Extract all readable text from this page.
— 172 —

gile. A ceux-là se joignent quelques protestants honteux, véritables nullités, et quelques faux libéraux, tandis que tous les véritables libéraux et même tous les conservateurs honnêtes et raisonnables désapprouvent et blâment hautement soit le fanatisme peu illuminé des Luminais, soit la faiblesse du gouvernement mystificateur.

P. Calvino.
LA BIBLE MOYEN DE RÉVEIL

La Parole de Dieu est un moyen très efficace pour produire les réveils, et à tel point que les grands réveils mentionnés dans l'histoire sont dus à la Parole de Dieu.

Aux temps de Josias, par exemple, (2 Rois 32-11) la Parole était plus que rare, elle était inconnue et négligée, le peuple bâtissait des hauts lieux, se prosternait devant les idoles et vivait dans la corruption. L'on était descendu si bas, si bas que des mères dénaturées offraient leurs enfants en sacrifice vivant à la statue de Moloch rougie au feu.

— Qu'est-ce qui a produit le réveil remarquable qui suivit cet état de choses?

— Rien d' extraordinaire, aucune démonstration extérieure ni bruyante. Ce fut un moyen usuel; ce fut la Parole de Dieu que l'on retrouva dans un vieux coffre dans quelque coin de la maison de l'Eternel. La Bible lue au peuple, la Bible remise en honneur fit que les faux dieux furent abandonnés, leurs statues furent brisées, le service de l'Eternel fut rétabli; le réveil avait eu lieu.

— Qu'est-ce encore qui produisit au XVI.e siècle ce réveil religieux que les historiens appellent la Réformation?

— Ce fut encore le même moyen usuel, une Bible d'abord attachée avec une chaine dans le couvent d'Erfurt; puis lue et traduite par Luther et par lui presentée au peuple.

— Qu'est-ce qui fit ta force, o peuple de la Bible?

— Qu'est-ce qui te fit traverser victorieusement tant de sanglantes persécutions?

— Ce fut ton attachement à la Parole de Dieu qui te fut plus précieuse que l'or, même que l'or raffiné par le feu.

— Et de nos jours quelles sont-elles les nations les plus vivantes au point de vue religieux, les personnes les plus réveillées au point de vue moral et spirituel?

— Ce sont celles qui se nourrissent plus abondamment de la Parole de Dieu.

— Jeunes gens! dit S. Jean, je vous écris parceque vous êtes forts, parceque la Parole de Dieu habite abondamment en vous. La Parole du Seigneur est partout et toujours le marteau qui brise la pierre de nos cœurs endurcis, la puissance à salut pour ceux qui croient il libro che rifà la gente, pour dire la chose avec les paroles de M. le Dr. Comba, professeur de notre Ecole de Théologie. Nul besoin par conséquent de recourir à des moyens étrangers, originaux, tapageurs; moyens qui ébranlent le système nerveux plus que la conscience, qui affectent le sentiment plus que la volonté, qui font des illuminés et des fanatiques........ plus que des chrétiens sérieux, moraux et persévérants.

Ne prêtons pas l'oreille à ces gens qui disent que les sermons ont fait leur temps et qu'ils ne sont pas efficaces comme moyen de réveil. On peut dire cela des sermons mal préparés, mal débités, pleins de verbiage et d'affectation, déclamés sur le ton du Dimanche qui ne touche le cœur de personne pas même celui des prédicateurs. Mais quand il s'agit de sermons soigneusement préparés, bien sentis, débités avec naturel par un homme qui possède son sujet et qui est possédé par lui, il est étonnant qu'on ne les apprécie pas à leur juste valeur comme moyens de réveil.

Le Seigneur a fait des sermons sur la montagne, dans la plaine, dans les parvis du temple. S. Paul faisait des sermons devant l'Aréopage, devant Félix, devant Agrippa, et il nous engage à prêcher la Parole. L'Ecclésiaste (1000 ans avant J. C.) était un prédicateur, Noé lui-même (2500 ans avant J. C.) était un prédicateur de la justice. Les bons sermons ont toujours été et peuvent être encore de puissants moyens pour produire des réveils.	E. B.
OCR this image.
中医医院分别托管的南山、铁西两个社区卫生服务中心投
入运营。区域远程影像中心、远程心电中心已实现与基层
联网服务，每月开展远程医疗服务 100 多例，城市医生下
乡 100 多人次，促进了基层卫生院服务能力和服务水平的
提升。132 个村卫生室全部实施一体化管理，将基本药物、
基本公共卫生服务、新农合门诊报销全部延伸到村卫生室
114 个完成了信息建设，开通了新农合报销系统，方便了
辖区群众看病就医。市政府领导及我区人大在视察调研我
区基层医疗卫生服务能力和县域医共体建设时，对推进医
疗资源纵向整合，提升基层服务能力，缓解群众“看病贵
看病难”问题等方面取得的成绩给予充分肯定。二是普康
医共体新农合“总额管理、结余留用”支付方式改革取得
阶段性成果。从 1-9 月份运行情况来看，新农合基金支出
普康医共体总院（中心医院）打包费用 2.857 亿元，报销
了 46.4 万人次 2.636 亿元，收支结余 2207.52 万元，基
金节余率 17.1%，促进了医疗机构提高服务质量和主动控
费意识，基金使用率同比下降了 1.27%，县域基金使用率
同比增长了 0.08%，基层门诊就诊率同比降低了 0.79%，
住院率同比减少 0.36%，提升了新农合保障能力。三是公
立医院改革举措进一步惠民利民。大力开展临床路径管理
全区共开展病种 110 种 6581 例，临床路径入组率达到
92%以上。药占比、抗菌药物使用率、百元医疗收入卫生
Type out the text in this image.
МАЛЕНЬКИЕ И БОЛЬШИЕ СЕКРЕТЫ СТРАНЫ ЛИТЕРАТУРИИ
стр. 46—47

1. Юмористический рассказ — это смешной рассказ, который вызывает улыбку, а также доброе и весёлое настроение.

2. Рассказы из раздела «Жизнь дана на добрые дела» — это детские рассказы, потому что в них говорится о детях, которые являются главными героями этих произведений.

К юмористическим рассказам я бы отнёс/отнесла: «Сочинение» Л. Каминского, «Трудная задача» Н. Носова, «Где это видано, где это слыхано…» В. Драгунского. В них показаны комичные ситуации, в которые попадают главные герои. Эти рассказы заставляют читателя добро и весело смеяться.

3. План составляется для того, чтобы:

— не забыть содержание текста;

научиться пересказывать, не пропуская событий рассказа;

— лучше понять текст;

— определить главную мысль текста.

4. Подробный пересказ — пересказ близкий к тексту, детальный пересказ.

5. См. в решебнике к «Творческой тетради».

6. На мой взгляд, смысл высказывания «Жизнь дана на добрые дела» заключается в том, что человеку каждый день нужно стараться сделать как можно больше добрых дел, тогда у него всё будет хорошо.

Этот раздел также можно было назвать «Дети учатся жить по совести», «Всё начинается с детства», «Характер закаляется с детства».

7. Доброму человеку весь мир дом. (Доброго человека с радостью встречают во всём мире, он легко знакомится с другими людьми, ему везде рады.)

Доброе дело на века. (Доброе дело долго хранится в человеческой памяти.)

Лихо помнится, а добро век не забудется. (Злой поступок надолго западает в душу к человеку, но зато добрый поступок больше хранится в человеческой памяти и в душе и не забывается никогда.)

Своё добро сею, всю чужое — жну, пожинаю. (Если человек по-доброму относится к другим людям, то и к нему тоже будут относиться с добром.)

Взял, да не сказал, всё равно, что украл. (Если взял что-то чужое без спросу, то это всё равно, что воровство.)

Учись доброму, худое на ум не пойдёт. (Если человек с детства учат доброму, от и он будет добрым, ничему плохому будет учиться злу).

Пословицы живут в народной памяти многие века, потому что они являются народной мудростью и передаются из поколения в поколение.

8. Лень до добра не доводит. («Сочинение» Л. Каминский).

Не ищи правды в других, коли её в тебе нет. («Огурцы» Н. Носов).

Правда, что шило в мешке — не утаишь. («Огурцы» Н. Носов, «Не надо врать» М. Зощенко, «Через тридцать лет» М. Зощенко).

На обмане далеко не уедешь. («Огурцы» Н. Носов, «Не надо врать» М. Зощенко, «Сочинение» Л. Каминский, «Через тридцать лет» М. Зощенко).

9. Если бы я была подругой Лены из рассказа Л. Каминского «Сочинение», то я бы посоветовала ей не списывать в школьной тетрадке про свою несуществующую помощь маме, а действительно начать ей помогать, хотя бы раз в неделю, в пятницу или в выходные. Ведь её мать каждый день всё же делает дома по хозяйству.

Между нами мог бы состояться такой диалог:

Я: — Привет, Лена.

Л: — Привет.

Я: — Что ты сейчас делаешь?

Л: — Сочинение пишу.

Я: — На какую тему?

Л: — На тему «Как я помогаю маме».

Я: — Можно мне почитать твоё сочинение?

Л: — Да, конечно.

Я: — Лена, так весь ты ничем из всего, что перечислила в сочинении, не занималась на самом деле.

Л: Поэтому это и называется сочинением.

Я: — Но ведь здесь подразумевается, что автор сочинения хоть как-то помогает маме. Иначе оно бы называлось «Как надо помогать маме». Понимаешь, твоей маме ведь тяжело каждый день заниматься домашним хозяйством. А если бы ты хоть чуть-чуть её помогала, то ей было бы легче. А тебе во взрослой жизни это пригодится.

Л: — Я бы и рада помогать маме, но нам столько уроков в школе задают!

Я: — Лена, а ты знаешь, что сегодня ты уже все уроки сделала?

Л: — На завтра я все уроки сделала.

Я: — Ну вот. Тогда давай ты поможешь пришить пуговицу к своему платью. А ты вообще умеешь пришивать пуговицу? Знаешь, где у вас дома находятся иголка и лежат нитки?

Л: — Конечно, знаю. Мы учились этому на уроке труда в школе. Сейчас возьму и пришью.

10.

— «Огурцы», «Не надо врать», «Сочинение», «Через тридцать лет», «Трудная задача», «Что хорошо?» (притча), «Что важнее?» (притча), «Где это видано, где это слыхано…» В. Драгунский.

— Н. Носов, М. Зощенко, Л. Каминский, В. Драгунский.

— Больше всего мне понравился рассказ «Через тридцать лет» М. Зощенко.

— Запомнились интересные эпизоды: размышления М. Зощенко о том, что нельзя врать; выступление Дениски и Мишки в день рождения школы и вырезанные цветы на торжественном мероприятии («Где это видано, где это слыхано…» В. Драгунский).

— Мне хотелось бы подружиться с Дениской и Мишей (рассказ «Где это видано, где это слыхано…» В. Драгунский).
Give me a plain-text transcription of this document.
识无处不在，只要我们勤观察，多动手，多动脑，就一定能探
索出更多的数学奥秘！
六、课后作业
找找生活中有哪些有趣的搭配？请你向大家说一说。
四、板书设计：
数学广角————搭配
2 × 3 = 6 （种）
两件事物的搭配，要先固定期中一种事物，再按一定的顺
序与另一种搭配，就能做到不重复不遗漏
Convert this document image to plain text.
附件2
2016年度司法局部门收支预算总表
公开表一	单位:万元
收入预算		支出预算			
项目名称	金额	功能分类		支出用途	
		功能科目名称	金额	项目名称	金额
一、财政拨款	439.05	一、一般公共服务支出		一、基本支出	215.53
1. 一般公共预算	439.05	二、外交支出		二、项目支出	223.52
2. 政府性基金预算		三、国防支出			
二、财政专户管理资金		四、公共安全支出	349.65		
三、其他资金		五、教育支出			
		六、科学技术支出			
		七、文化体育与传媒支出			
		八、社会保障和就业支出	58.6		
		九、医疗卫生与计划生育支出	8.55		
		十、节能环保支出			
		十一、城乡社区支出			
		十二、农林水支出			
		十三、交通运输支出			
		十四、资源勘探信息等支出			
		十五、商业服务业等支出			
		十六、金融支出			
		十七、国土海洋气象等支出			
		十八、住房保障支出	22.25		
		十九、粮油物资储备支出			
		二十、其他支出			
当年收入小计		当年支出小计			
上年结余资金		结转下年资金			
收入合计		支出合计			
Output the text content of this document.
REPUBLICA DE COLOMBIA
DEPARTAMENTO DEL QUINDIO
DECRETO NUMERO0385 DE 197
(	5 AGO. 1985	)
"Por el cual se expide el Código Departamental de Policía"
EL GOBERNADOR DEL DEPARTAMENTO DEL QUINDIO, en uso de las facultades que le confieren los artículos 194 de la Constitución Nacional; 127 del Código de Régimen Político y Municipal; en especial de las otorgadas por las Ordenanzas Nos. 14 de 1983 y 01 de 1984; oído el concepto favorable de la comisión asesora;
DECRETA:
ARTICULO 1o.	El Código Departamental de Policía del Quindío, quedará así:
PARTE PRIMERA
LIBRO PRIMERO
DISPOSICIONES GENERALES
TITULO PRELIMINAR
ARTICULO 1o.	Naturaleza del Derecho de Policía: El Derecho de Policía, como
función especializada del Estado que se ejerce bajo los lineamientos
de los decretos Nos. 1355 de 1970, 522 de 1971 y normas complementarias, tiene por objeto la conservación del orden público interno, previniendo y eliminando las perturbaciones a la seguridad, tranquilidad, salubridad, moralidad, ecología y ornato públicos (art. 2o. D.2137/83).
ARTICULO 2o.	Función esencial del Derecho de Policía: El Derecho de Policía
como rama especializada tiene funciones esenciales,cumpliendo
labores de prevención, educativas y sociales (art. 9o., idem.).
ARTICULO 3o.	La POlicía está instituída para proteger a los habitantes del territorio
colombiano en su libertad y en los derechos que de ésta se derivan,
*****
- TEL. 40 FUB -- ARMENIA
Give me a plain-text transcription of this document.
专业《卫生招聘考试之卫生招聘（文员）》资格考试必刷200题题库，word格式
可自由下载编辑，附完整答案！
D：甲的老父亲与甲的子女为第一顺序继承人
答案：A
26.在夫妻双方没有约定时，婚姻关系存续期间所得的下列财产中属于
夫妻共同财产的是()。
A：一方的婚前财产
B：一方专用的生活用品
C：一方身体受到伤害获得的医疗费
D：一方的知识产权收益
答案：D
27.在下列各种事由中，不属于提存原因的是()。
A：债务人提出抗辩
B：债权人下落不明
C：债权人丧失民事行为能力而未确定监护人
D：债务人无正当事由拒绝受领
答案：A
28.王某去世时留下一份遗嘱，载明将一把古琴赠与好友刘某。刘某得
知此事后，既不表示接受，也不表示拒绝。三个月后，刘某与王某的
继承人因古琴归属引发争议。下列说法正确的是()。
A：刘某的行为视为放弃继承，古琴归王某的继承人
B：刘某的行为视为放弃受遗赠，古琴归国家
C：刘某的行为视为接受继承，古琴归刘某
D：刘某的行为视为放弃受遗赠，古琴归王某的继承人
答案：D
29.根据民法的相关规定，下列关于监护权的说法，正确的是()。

········

_What to work on_: Reproduce only the lines running from the one that contains "Output the text content of this document." to the last line of the records.

_Solved exercise_:
Output the text content of this document.
REPUBLICA DE COLOMBIA
DEPARTAMENTO DEL QUINDIO
DECRETO NUMERO0385 DE 197
(	5 AGO. 1985	)
"Por el cual se expide el Código Departamental de Policía"
EL GOBERNADOR DEL DEPARTAMENTO DEL QUINDIO, en uso de las facultades que le confieren los artículos 194 de la Constitución Nacional; 127 del Código de Régimen Político y Municipal; en especial de las otorgadas por las Ordenanzas Nos. 14 de 1983 y 01 de 1984; oído el concepto favorable de la comisión asesora;
DECRETA:
ARTICULO 1o.	El Código Departamental de Policía del Quindío, quedará así:
PARTE PRIMERA
LIBRO PRIMERO
DISPOSICIONES GENERALES
TITULO PRELIMINAR
ARTICULO 1o.	Naturaleza del Derecho de Policía: El Derecho de Policía, como
función especializada del Estado que se ejerce bajo los lineamientos
de los decretos Nos. 1355 de 1970, 522 de 1971 y normas complementarias, tiene por objeto la conservación del orden público interno, previniendo y eliminando las perturbaciones a la seguridad, tranquilidad, salubridad, moralidad, ecología y ornato públicos (art. 2o. D.2137/83).
ARTICULO 2o.	Función esencial del Derecho de Policía: El Derecho de Policía
como rama especializada tiene funciones esenciales,cumpliendo
labores de prevención, educativas y sociales (art. 9o., idem.).
ARTICULO 3o.	La POlicía está instituída para proteger a los habitantes del territorio
colombiano en su libertad y en los derechos que de ésta se derivan,
*****
- TEL. 40 FUB -- ARMENIA
Give me a plain-text transcription of this document.
专业《卫生招聘考试之卫生招聘（文员）》资格考试必刷200题题库，word格式
可自由下载编辑，附完整答案！
D：甲的老父亲与甲的子女为第一顺序继承人
答案：A
26.在夫妻双方没有约定时，婚姻关系存续期间所得的下列财产中属于
夫妻共同财产的是()。
A：一方的婚前财产
B：一方专用的生活用品
C：一方身体受到伤害获得的医疗费
D：一方的知识产权收益
答案：D
27.在下列各种事由中，不属于提存原因的是()。
A：债务人提出抗辩
B：债权人下落不明
C：债权人丧失民事行为能力而未确定监护人
D：债务人无正当事由拒绝受领
答案：A
28.王某去世时留下一份遗嘱，载明将一把古琴赠与好友刘某。刘某得
知此事后，既不表示接受，也不表示拒绝。三个月后，刘某与王某的
继承人因古琴归属引发争议。下列说法正确的是()。
A：刘某的行为视为放弃继承，古琴归王某的继承人
B：刘某的行为视为放弃受遗赠，古琴归国家
C：刘某的行为视为接受继承，古琴归刘某
D：刘某的行为视为放弃受遗赠，古琴归王某的继承人
答案：D
29.根据民法的相关规定，下列关于监护权的说法，正确的是()。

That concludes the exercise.